Problem statement:
Every record that follows must be duplicated exactly, with images left out.

Records provided:
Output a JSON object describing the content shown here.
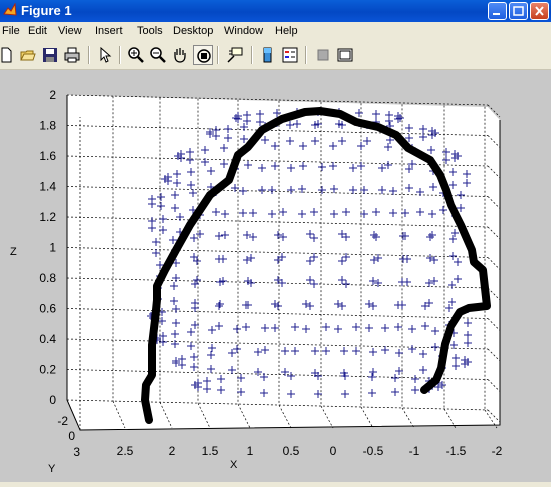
{
  "window": {
    "title": "Figure 1"
  },
  "menu": [
    "File",
    "Edit",
    "View",
    "Insert",
    "Tools",
    "Desktop",
    "Window",
    "Help"
  ],
  "toolbar_icons": [
    "new-file-icon",
    "open-file-icon",
    "save-icon",
    "print-icon",
    "edit-plot-arrow-icon",
    "zoom-in-icon",
    "zoom-out-icon",
    "pan-hand-icon",
    "rotate-3d-icon",
    "data-cursor-icon",
    "colorbar-icon",
    "legend-icon",
    "hide-plot-tools-icon",
    "show-plot-tools-icon"
  ],
  "axes": {
    "zlabel": "Z",
    "xlabel": "X",
    "ylabel": "Y",
    "z_ticks": [
      "2",
      "1.8",
      "1.6",
      "1.4",
      "1.2",
      "1",
      "0.8",
      "0.6",
      "0.4",
      "0.2",
      "0"
    ],
    "x_ticks": [
      "2.5",
      "2",
      "1.5",
      "1",
      "0.5",
      "0",
      "-0.5",
      "-1",
      "-1.5",
      "-2"
    ],
    "y_ticks": [
      "-2",
      "0",
      "3"
    ]
  },
  "chart_data": {
    "type": "scatter",
    "projection": "3d",
    "zlabel": "Z",
    "xlabel": "X",
    "ylabel": "Y",
    "xlim": [
      2.5,
      -2
    ],
    "zlim": [
      0,
      2
    ],
    "grid": true,
    "marker": "+",
    "marker_color": "#1f1f8f",
    "outline_color": "#000000",
    "ring_levels_z": [
      1.85,
      1.75,
      1.6,
      1.45,
      1.3,
      1.15,
      1.0,
      0.85,
      0.7,
      0.55,
      0.4,
      0.25,
      0.1
    ],
    "outline_note": "thick black contour tracing the head silhouette"
  }
}
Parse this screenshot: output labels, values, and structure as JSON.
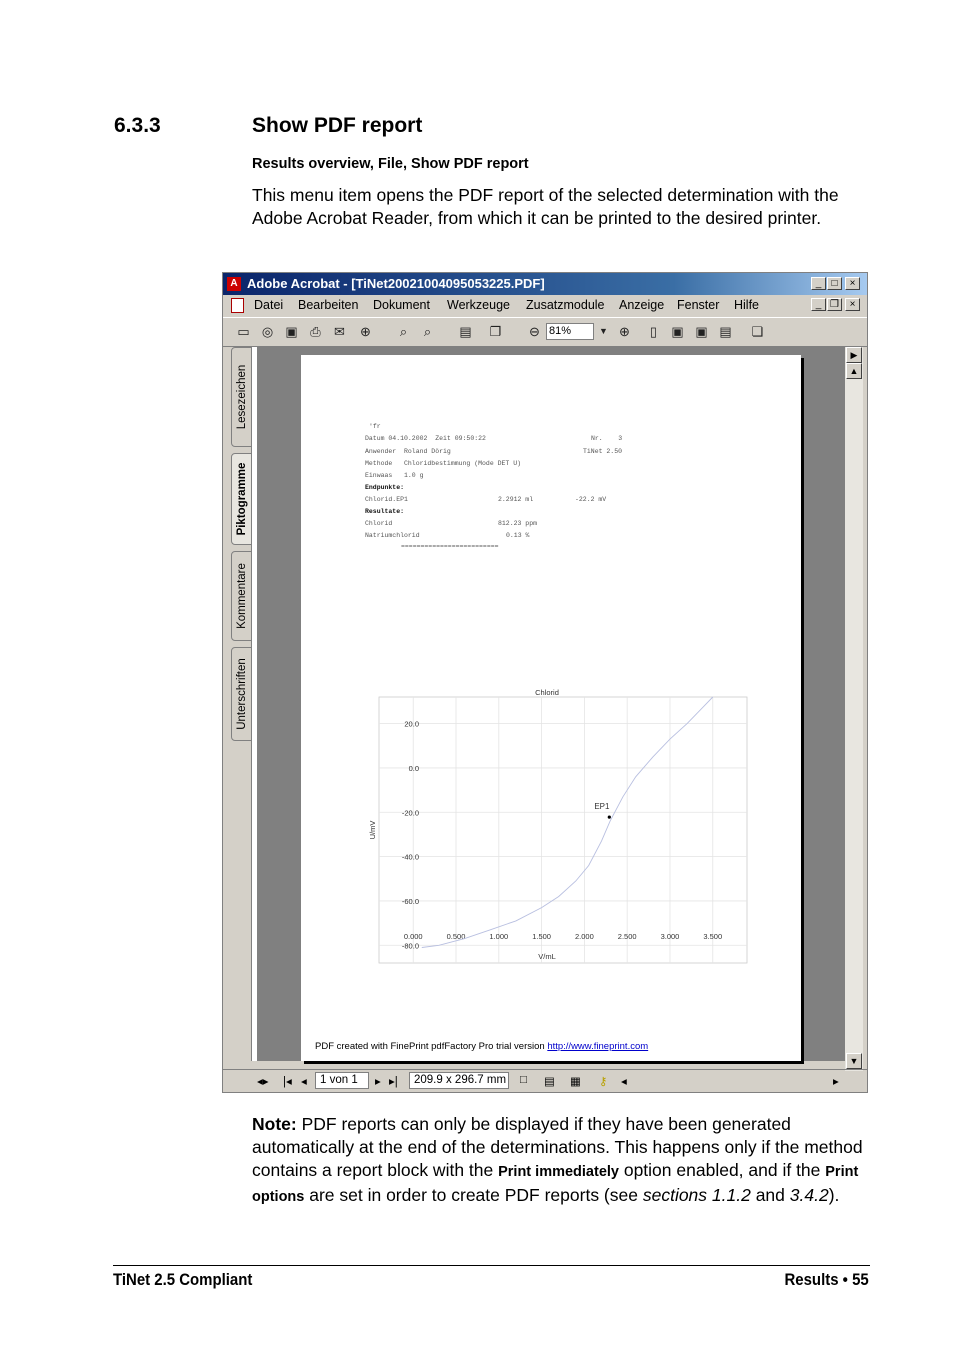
{
  "section": {
    "number": "6.3.3",
    "title": "Show PDF report"
  },
  "menu_path": "Results overview, File, Show PDF report",
  "intro": "This menu item opens the PDF report of the selected determination with the Adobe Acrobat Reader, from which it can be printed to the desired printer.",
  "acrobat": {
    "title": "Adobe Acrobat - [TiNet20021004095053225.PDF]",
    "menu": [
      "Datei",
      "Bearbeiten",
      "Dokument",
      "Werkzeuge",
      "Zusatzmodule",
      "Anzeige",
      "Fenster",
      "Hilfe"
    ],
    "zoom": "81%",
    "tabs": [
      "Lesezeichen",
      "Piktogramme",
      "Kommentare",
      "Unterschriften"
    ],
    "page_counter": "1 von 1",
    "page_size": "209.9 x 296.7 mm",
    "report": {
      "line0": "'fr",
      "line1": "Datum 04.10.2002  Zeit 09:50:22",
      "line1r": "Nr.    3",
      "line2": "Anwender  Roland Dörig",
      "line2r": "TiNet 2.50",
      "line3": "Methode   Chloridbestimmung (Mode DET U)",
      "line4": "Einwaas   1.0 g",
      "endpoints_label": "Endpunkte:",
      "ep_row": [
        "Chlorid.EP1",
        "2.2912 ml",
        "-22.2 mV"
      ],
      "results_label": "Resultate:",
      "res_rows": [
        [
          "Chlorid",
          "812.23 ppm"
        ],
        [
          "Natriumchlorid",
          "0.13 %"
        ]
      ],
      "sep": "========================="
    },
    "pdf_note": "PDF created with FinePrint pdfFactory Pro trial version ",
    "pdf_link": "http://www.fineprint.com"
  },
  "chart_data": {
    "type": "line",
    "title": "Chlorid",
    "xlabel": "V/mL",
    "ylabel": "U/mV",
    "xlim": [
      -0.4,
      3.9
    ],
    "ylim": [
      -88,
      32
    ],
    "xticks": [
      0.0,
      0.5,
      1.0,
      1.5,
      2.0,
      2.5,
      3.0,
      3.5
    ],
    "xtick_labels": [
      "0.000",
      "0.500",
      "1.000",
      "1.500",
      "2.000",
      "2.500",
      "3.000",
      "3.500"
    ],
    "yticks": [
      20,
      0,
      -20,
      -40,
      -60,
      -80
    ],
    "ytick_labels": [
      "20.0",
      "0.0",
      "-20.0",
      "-40.0",
      "-60.0",
      "-80.0"
    ],
    "grid": true,
    "series": [
      {
        "x": [
          0.1,
          0.3,
          0.6,
          0.9,
          1.2,
          1.5,
          1.7,
          1.9,
          2.05,
          2.2,
          2.3,
          2.45,
          2.6,
          2.8,
          3.0,
          3.2,
          3.4,
          3.5
        ],
        "y": [
          -81,
          -80,
          -77,
          -73,
          -69,
          -63,
          -58,
          -51,
          -44,
          -33,
          -24,
          -13,
          -4,
          5,
          13,
          20,
          28,
          32
        ]
      }
    ],
    "annotations": [
      {
        "label": "EP1",
        "x": 2.2912,
        "y": -22.2
      }
    ]
  },
  "note": {
    "label": "Note:",
    "t1": " PDF reports can only be displayed if they have been generated automatically at the end of the determinations. This happens only if the method contains a report block with the ",
    "opt1": "Print immediately",
    "t2": " option enabled, and if the ",
    "opt2": "Print options",
    "t3": " are set in order to create PDF reports (see ",
    "ref1": "sections 1.1.2",
    "t4": " and ",
    "ref2": "3.4.2",
    "t5": ")."
  },
  "footer": {
    "left": "TiNet 2.5 Compliant",
    "right": "Results  •  55"
  }
}
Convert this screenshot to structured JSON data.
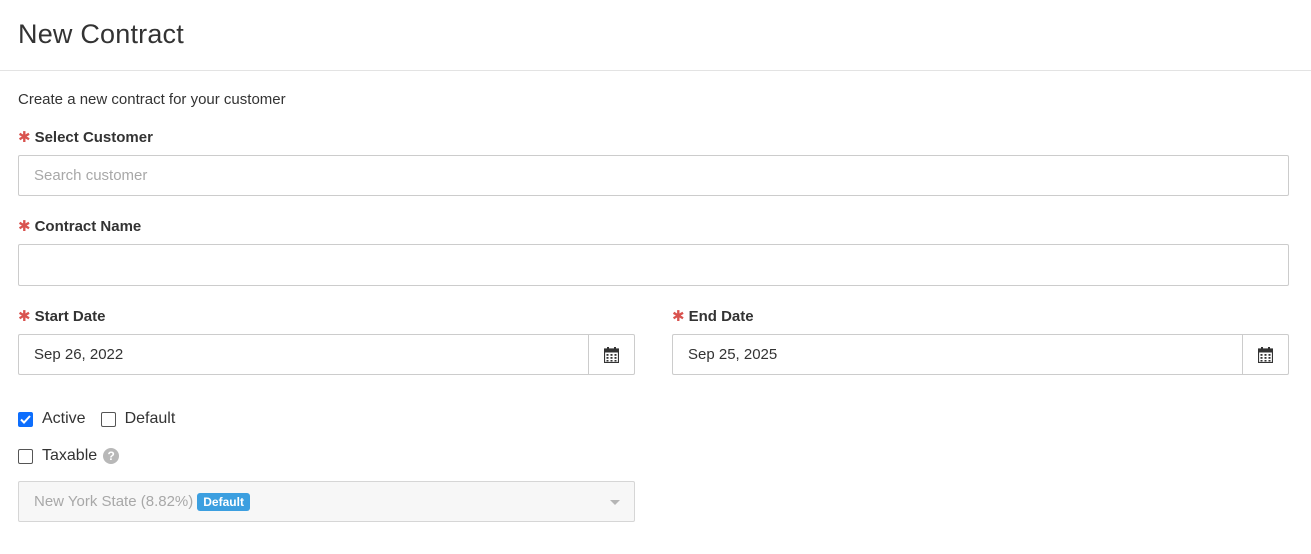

Exercise result:
Output a JSON object describing the content shown here.
{
  "window": {
    "title": "Figure 1"
  },
  "menu": [
    "File",
    "Edit",
    "View",
    "Insert",
    "Tools",
    "Desktop",
    "Window",
    "Help"
  ],
  "toolbar_icons": [
    "new-file-icon",
    "open-file-icon",
    "save-icon",
    "print-icon",
    "edit-plot-arrow-icon",
    "zoom-in-icon",
    "zoom-out-icon",
    "pan-hand-icon",
    "rotate-3d-icon",
    "data-cursor-icon",
    "colorbar-icon",
    "legend-icon",
    "hide-plot-tools-icon",
    "show-plot-tools-icon"
  ],
  "axes": {
    "zlabel": "Z",
    "xlabel": "X",
    "ylabel": "Y",
    "z_ticks": [
      "2",
      "1.8",
      "1.6",
      "1.4",
      "1.2",
      "1",
      "0.8",
      "0.6",
      "0.4",
      "0.2",
      "0"
    ],
    "x_ticks": [
      "2.5",
      "2",
      "1.5",
      "1",
      "0.5",
      "0",
      "-0.5",
      "-1",
      "-1.5",
      "-2"
    ],
    "y_ticks": [
      "-2",
      "0",
      "3"
    ]
  },
  "chart_data": {
    "type": "scatter",
    "projection": "3d",
    "zlabel": "Z",
    "xlabel": "X",
    "ylabel": "Y",
    "xlim": [
      2.5,
      -2
    ],
    "zlim": [
      0,
      2
    ],
    "grid": true,
    "marker": "+",
    "marker_color": "#1f1f8f",
    "outline_color": "#000000",
    "ring_levels_z": [
      1.85,
      1.75,
      1.6,
      1.45,
      1.3,
      1.15,
      1.0,
      0.85,
      0.7,
      0.55,
      0.4,
      0.25,
      0.1
    ],
    "outline_note": "thick black contour tracing the head silhouette"
  }
}
Parse this screenshot: output labels, values, and structure as JSON.
{
  "section": {
    "number": "6.3.3",
    "title": "Show PDF report"
  },
  "menu_path": "Results overview, File, Show PDF report",
  "intro": "This menu item opens the PDF report of the selected determination with the Adobe Acrobat Reader, from which it can be printed to the desired printer.",
  "acrobat": {
    "title": "Adobe Acrobat - [TiNet20021004095053225.PDF]",
    "menu": [
      "Datei",
      "Bearbeiten",
      "Dokument",
      "Werkzeuge",
      "Zusatzmodule",
      "Anzeige",
      "Fenster",
      "Hilfe"
    ],
    "zoom": "81%",
    "tabs": [
      "Lesezeichen",
      "Piktogramme",
      "Kommentare",
      "Unterschriften"
    ],
    "page_counter": "1 von 1",
    "page_size": "209.9 x 296.7 mm",
    "report": {
      "line0": "'fr",
      "line1": "Datum 04.10.2002  Zeit 09:50:22",
      "line1r": "Nr.    3",
      "line2": "Anwender  Roland Dörig",
      "line2r": "TiNet 2.50",
      "line3": "Methode   Chloridbestimmung (Mode DET U)",
      "line4": "Einwaas   1.0 g",
      "endpoints_label": "Endpunkte:",
      "ep_row": [
        "Chlorid.EP1",
        "2.2912 ml",
        "-22.2 mV"
      ],
      "results_label": "Resultate:",
      "res_rows": [
        [
          "Chlorid",
          "812.23 ppm"
        ],
        [
          "Natriumchlorid",
          "0.13 %"
        ]
      ],
      "sep": "========================="
    },
    "pdf_note": "PDF created with FinePrint pdfFactory Pro trial version ",
    "pdf_link": "http://www.fineprint.com"
  },
  "chart_data": {
    "type": "line",
    "title": "Chlorid",
    "xlabel": "V/mL",
    "ylabel": "U/mV",
    "xlim": [
      -0.4,
      3.9
    ],
    "ylim": [
      -88,
      32
    ],
    "xticks": [
      0.0,
      0.5,
      1.0,
      1.5,
      2.0,
      2.5,
      3.0,
      3.5
    ],
    "xtick_labels": [
      "0.000",
      "0.500",
      "1.000",
      "1.500",
      "2.000",
      "2.500",
      "3.000",
      "3.500"
    ],
    "yticks": [
      20,
      0,
      -20,
      -40,
      -60,
      -80
    ],
    "ytick_labels": [
      "20.0",
      "0.0",
      "-20.0",
      "-40.0",
      "-60.0",
      "-80.0"
    ],
    "grid": true,
    "series": [
      {
        "x": [
          0.1,
          0.3,
          0.6,
          0.9,
          1.2,
          1.5,
          1.7,
          1.9,
          2.05,
          2.2,
          2.3,
          2.45,
          2.6,
          2.8,
          3.0,
          3.2,
          3.4,
          3.5
        ],
        "y": [
          -81,
          -80,
          -77,
          -73,
          -69,
          -63,
          -58,
          -51,
          -44,
          -33,
          -24,
          -13,
          -4,
          5,
          13,
          20,
          28,
          32
        ]
      }
    ],
    "annotations": [
      {
        "label": "EP1",
        "x": 2.2912,
        "y": -22.2
      }
    ]
  },
  "note": {
    "label": "Note:",
    "t1": " PDF reports can only be displayed if they have been generated automatically at the end of the determinations. This happens only if the method contains a report block with the ",
    "opt1": "Print immediately",
    "t2": " option enabled, and if the ",
    "opt2": "Print options",
    "t3": " are set in order to create PDF reports (see ",
    "ref1": "sections 1.1.2",
    "t4": " and ",
    "ref2": "3.4.2",
    "t5": ")."
  },
  "footer": {
    "left": "TiNet 2.5 Compliant",
    "right": "Results  •  55"
  }
}
Convert this screenshot to structured JSON data.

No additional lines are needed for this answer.